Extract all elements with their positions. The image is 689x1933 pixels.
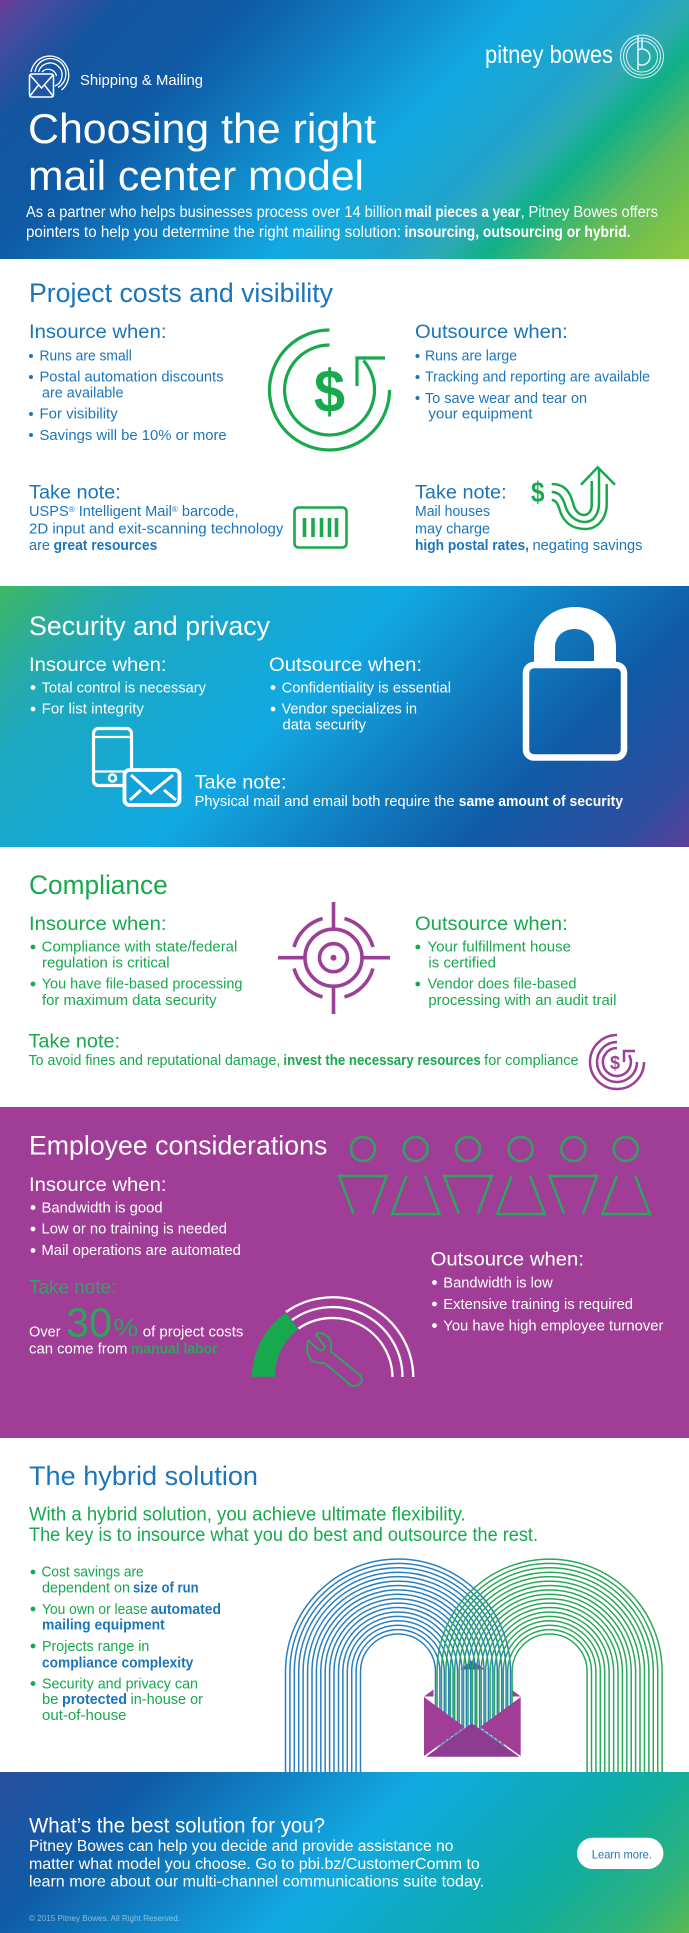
take note [195,771,623,810]
body text: learn more about our multi-channel communications suite today. [29,1874,484,1891]
intro text: As a partner who helps businesses process over 14 billion [26,204,402,221]
button: learn more [577,1838,663,1869]
take note: barcode: are [29,538,50,554]
take note: of project costs [143,1325,243,1341]
subheading [29,1505,538,1546]
insource column: Savings will be 10% or more [40,428,227,444]
insource column: For list integrity [42,702,145,718]
icon: envelope back flap [424,1660,521,1696]
take note: mail houses: may charge [415,521,490,537]
icon: dollar rings [590,1035,644,1089]
heading: Compliance [29,870,168,900]
take note: mail houses [415,482,642,554]
outsource column: Bandwidth is low [443,1275,553,1291]
take note: Take note: [29,1276,116,1298]
take note: barcode [29,482,284,554]
take note: mail houses: negating savings [532,538,642,554]
bullet list: size of run [133,1581,199,1597]
heading: The hybrid solution [29,1461,258,1491]
panel: header [0,0,689,259]
take note: Over [29,1325,61,1341]
take note: mail houses: high postal rates, [415,538,529,554]
outsource column: You have high employee turnover [443,1318,664,1334]
insource column: Insource when: [29,1174,166,1196]
take note: 30 [66,1300,112,1346]
title [28,105,376,199]
take note: barcode: Take note: [29,482,121,504]
insource column: Compliance with state/federal [42,940,237,956]
take note: mail houses: Mail houses [415,504,490,520]
copyright: © 2015 Pitney Bowes. All Right Reserved. [29,1913,180,1923]
outsource column: Outsource when: [269,654,422,676]
label: shipping and mailing: Shipping & Mailing [80,72,203,89]
outsource column: data security [282,717,367,733]
take note: Take note: [195,771,286,793]
icon: dollar with arrow: $ [531,477,544,509]
insource column [29,654,207,718]
panel: project costs and visibility [0,259,689,586]
insource column: Mail operations are automated [42,1243,241,1259]
bullet list: mailing equipment [42,1617,165,1633]
insource column: Runs are small [40,349,132,365]
bullet list: be [42,1692,58,1708]
icon: dollar with arrow [531,467,615,529]
body text: Pitney Bowes can help you decide and provide assistance no [29,1838,453,1855]
insource column [29,1174,241,1259]
take note: mail houses: Take note: [415,482,507,504]
heading: Project costs and visibility [29,278,334,308]
outsource column: Tracking and reporting are available [425,370,650,386]
bullet list: out-of-house [42,1708,126,1724]
icon: gauge with wrench [252,1297,413,1386]
body text [29,1838,484,1891]
panel: footer call to action [0,1772,689,1933]
subheading: With a hybrid solution, you achieve ultimate flexibility. [29,1505,466,1526]
bullet list: dependent on [42,1581,130,1597]
bullet list: automated [151,1602,221,1618]
outsource column: Outsource when: [431,1249,584,1271]
outsource column: Confidentiality is essential [282,680,451,696]
icon: dollar cycle: $ [314,358,345,425]
icon: barcode [294,508,346,548]
intro text: mail pieces a year [404,204,520,221]
outsource column: Vendor specializes in [282,702,417,718]
outsource column: is certified [428,955,496,971]
intro text: insourcing, outsourcing or hybrid. [404,224,630,241]
icon: phone and envelope [94,728,180,805]
bullet list: in-house or [130,1692,203,1708]
insource column: Bandwidth is good [42,1200,163,1216]
intro text: , [520,204,525,221]
button: learn more: Learn more. [592,1847,652,1861]
take note: for compliance [484,1053,579,1069]
insource column: Insource when: [29,654,166,676]
insource column: You have file-based processing [42,977,243,993]
outsource column: Extensive training is required [443,1297,633,1313]
insource column: For visibility [40,407,118,423]
take note: barcode: barcode, [178,504,239,520]
take note: can come from [29,1341,127,1357]
insource column: Insource when: [29,321,166,343]
panel: compliance [0,847,689,1107]
outsource column: Runs are large [425,349,517,365]
outsource column: Outsource when: [415,913,568,935]
take note: barcode: ® [69,505,75,514]
panel: the hybrid solution [0,1438,689,1772]
take note: barcode: 2D input and exit-scanning technology [29,521,284,537]
icon: envelope front [424,1697,521,1757]
outsource column: To save wear and tear on [425,391,587,407]
panel: security and privacy [0,586,689,847]
icon: envelope with signal rings [30,56,69,97]
insource column: are available [42,385,124,401]
insource column [29,913,242,1009]
bullet list: protected [62,1692,127,1708]
outsource column [431,1249,664,1334]
subheading: The key is to insource what you do best and outsource the rest. [29,1525,538,1546]
outsource column: Your fulfillment house [428,940,571,956]
title: Choosing the right [28,105,376,152]
outsource column [415,321,650,422]
insource column: for maximum data security [42,993,217,1009]
take note [28,1030,579,1069]
panel: employee considerations [0,1107,689,1438]
insource column: Total control is necessary [42,680,207,696]
icon: dollar rings: $ [610,1053,620,1073]
take note: same amount of security [459,794,623,810]
icon: target [278,902,390,1014]
take note: invest the necessary resources [283,1053,481,1069]
bullet list: You own or lease [42,1602,148,1618]
bullet list: Cost savings are [42,1565,144,1581]
intro text [26,204,658,241]
outsource column: your equipment [428,406,532,422]
bullet list: Projects range in [42,1639,149,1655]
insource column [29,321,227,444]
take note [29,1276,243,1357]
take note: % [113,1315,138,1343]
outsource column: processing with an audit trail [428,993,616,1009]
outsource column: Outsource when: [415,321,568,343]
blue arch [286,1559,510,1772]
take note: Physical mail and email both require the [195,794,455,810]
logo: pitney bowes: pitney bowes [485,41,613,69]
take note: barcode: great resources [54,538,157,554]
take note: barcode: Intelligent Mail [75,504,172,520]
take note: barcode: ® [172,505,178,514]
icon: dollar cycle [270,330,390,450]
bullet list: Security and privacy can [42,1676,198,1692]
insource column: Low or no training is needed [42,1222,227,1238]
green arch [437,1559,662,1772]
icon: lock [526,607,624,758]
icon: row of people [339,1137,650,1214]
heading: What’s the best solution for you? [29,1814,325,1837]
take note: To avoid fines and reputational damage, [28,1053,280,1069]
heading: Security and privacy [29,611,271,641]
take note: barcode: USPS [29,504,68,520]
outsource column [415,913,616,1009]
intro text: Pitney Bowes offers [528,204,658,221]
intro text: pointers to help you determine the right mailing solution: [26,224,401,241]
take note: Take note: [28,1030,120,1052]
take note: manual labor [131,1341,218,1357]
logo: pitney bowes [485,35,664,78]
insource column: Insource when: [29,913,166,935]
outsource column [269,654,451,733]
body text: matter what model you choose. Go to pbi.bz/CustomerComm to [29,1856,480,1873]
insource column: Postal automation discounts [40,370,224,386]
insource column: regulation is critical [42,955,170,971]
bullet list: compliance complexity [42,1655,193,1671]
illustration: overlapping arches and envelope [286,1559,662,1772]
outsource column: Vendor does file-based [428,977,576,993]
heading: Employee considerations [29,1130,327,1160]
title: mail center model [28,152,364,199]
bullet list [31,1565,221,1724]
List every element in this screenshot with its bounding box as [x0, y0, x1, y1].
--
- EXERCISE GOAL:
Copy out all the entries above, changing "bullet list" to "list item" everywhere and keeping everything else the same. Leave out the pictures.

- THE REPLY:
Extract all elements with their positions. The image is 689x1933 pixels.
take note [195,771,623,810]
body text: learn more about our multi-channel communications suite today. [29,1874,484,1891]
intro text: As a partner who helps businesses process over 14 billion [26,204,402,221]
button: learn more [577,1838,663,1869]
take note: barcode: are [29,538,50,554]
take note: of project costs [143,1325,243,1341]
subheading [29,1505,538,1546]
insource column: Savings will be 10% or more [40,428,227,444]
insource column: For list integrity [42,702,145,718]
icon: envelope back flap [424,1660,521,1696]
take note: mail houses: may charge [415,521,490,537]
icon: dollar rings [590,1035,644,1089]
heading: Compliance [29,870,168,900]
take note: mail houses [415,482,642,554]
outsource column: Bandwidth is low [443,1275,553,1291]
take note: Take note: [29,1276,116,1298]
take note: barcode [29,482,284,554]
take note: mail houses: negating savings [532,538,642,554]
list item: size of run [133,1581,199,1597]
heading: The hybrid solution [29,1461,258,1491]
panel: header [0,0,689,259]
take note: Over [29,1325,61,1341]
take note: mail houses: high postal rates, [415,538,529,554]
outsource column: You have high employee turnover [443,1318,664,1334]
insource column: Insource when: [29,1174,166,1196]
take note: 30 [66,1300,112,1346]
title [28,105,376,199]
take note: barcode: Take note: [29,482,121,504]
insource column: Compliance with state/federal [42,940,237,956]
take note: mail houses: Mail houses [415,504,490,520]
copyright: © 2015 Pitney Bowes. All Right Reserved. [29,1913,180,1923]
outsource column: Outsource when: [269,654,422,676]
label: shipping and mailing: Shipping & Mailing [80,72,203,89]
outsource column: data security [282,717,367,733]
take note: Take note: [195,771,286,793]
icon: dollar with arrow: $ [531,477,544,509]
insource column [29,654,207,718]
panel: project costs and visibility [0,259,689,586]
insource column: Mail operations are automated [42,1243,241,1259]
list item: mailing equipment [42,1617,165,1633]
insource column: Runs are small [40,349,132,365]
list item: be [42,1692,58,1708]
icon: dollar with arrow [531,467,615,529]
body text: Pitney Bowes can help you decide and provide assistance no [29,1838,453,1855]
insource column [29,1174,241,1259]
take note: mail houses: Take note: [415,482,507,504]
heading: Project costs and visibility [29,278,334,308]
outsource column: Tracking and reporting are available [425,370,650,386]
list item: out-of-house [42,1708,126,1724]
icon: gauge with wrench [252,1297,413,1386]
body text [29,1838,484,1891]
panel: footer call to action [0,1772,689,1933]
subheading: With a hybrid solution, you achieve ultimate flexibility. [29,1505,466,1526]
list item: dependent on [42,1581,130,1597]
list item: automated [151,1602,221,1618]
outsource column: Outsource when: [431,1249,584,1271]
outsource column: Confidentiality is essential [282,680,451,696]
icon: dollar cycle: $ [314,358,345,425]
icon: barcode [294,508,346,548]
intro text: mail pieces a year [404,204,520,221]
outsource column: Vendor specializes in [282,702,417,718]
outsource column: is certified [428,955,496,971]
intro text: insourcing, outsourcing or hybrid. [404,224,630,241]
icon: phone and envelope [94,728,180,805]
list item: in-house or [130,1692,203,1708]
insource column: Bandwidth is good [42,1200,163,1216]
intro text: , [520,204,525,221]
button: learn more: Learn more. [592,1847,652,1861]
take note: for compliance [484,1053,579,1069]
insource column: Insource when: [29,654,166,676]
insource column: You have file-based processing [42,977,243,993]
outsource column: Extensive training is required [443,1297,633,1313]
insource column: For visibility [40,407,118,423]
take note: barcode: barcode, [178,504,239,520]
take note: can come from [29,1341,127,1357]
insource column: Insource when: [29,321,166,343]
panel: compliance [0,847,689,1107]
outsource column: Runs are large [425,349,517,365]
outsource column: Outsource when: [415,913,568,935]
take note: barcode: ® [69,505,75,514]
panel: the hybrid solution [0,1438,689,1772]
take note: barcode: 2D input and exit-scanning technology [29,521,284,537]
icon: envelope front [424,1697,521,1757]
outsource column: To save wear and tear on [425,391,587,407]
panel: security and privacy [0,586,689,847]
icon: envelope with signal rings [30,56,69,97]
insource column: are available [42,385,124,401]
insource column [29,913,242,1009]
list item: protected [62,1692,127,1708]
outsource column [431,1249,664,1334]
subheading: The key is to insource what you do best and outsource the rest. [29,1525,538,1546]
outsource column: Your fulfillment house [428,940,571,956]
title: Choosing the right [28,105,376,152]
outsource column [415,321,650,422]
insource column: for maximum data security [42,993,217,1009]
take note [28,1030,579,1069]
panel: employee considerations [0,1107,689,1438]
insource column: Total control is necessary [42,680,207,696]
icon: dollar rings: $ [610,1053,620,1073]
take note: same amount of security [459,794,623,810]
icon: target [278,902,390,1014]
take note: invest the necessary resources [283,1053,481,1069]
list item: You own or lease [42,1602,148,1618]
list item: Cost savings are [42,1565,144,1581]
intro text [26,204,658,241]
outsource column: your equipment [428,406,532,422]
list item: Projects range in [42,1639,149,1655]
insource column [29,321,227,444]
take note [29,1276,243,1357]
take note: % [113,1315,138,1343]
outsource column: processing with an audit trail [428,993,616,1009]
outsource column: Outsource when: [415,321,568,343]
blue arch [286,1559,510,1772]
take note: Physical mail and email both require the [195,794,455,810]
logo: pitney bowes: pitney bowes [485,41,613,69]
take note: barcode: great resources [54,538,157,554]
take note: barcode: Intelligent Mail [75,504,172,520]
take note: barcode: ® [172,505,178,514]
icon: dollar cycle [270,330,390,450]
list item: Security and privacy can [42,1676,198,1692]
insource column: Low or no training is needed [42,1222,227,1238]
green arch [437,1559,662,1772]
icon: lock [526,607,624,758]
icon: row of people [339,1137,650,1214]
heading: What’s the best solution for you? [29,1814,325,1837]
take note: To avoid fines and reputational damage, [28,1053,280,1069]
heading: Security and privacy [29,611,271,641]
take note: barcode: USPS [29,504,68,520]
outsource column [415,913,616,1009]
intro text: Pitney Bowes offers [528,204,658,221]
intro text: pointers to help you determine the right mailing solution: [26,224,401,241]
take note: Take note: [28,1030,120,1052]
take note: manual labor [131,1341,218,1357]
logo: pitney bowes [485,35,664,78]
insource column: Insource when: [29,913,166,935]
outsource column [269,654,451,733]
body text: matter what model you choose. Go to pbi.bz/CustomerComm to [29,1856,480,1873]
insource column: Postal automation discounts [40,370,224,386]
insource column: regulation is critical [42,955,170,971]
list item: compliance complexity [42,1655,193,1671]
illustration: overlapping arches and envelope [286,1559,662,1772]
outsource column: Vendor does file-based [428,977,576,993]
heading: Employee considerations [29,1130,327,1160]
title: mail center model [28,152,364,199]
list item [31,1565,221,1724]
List every element in this screenshot with its bounding box as [x0, y0, x1, y1].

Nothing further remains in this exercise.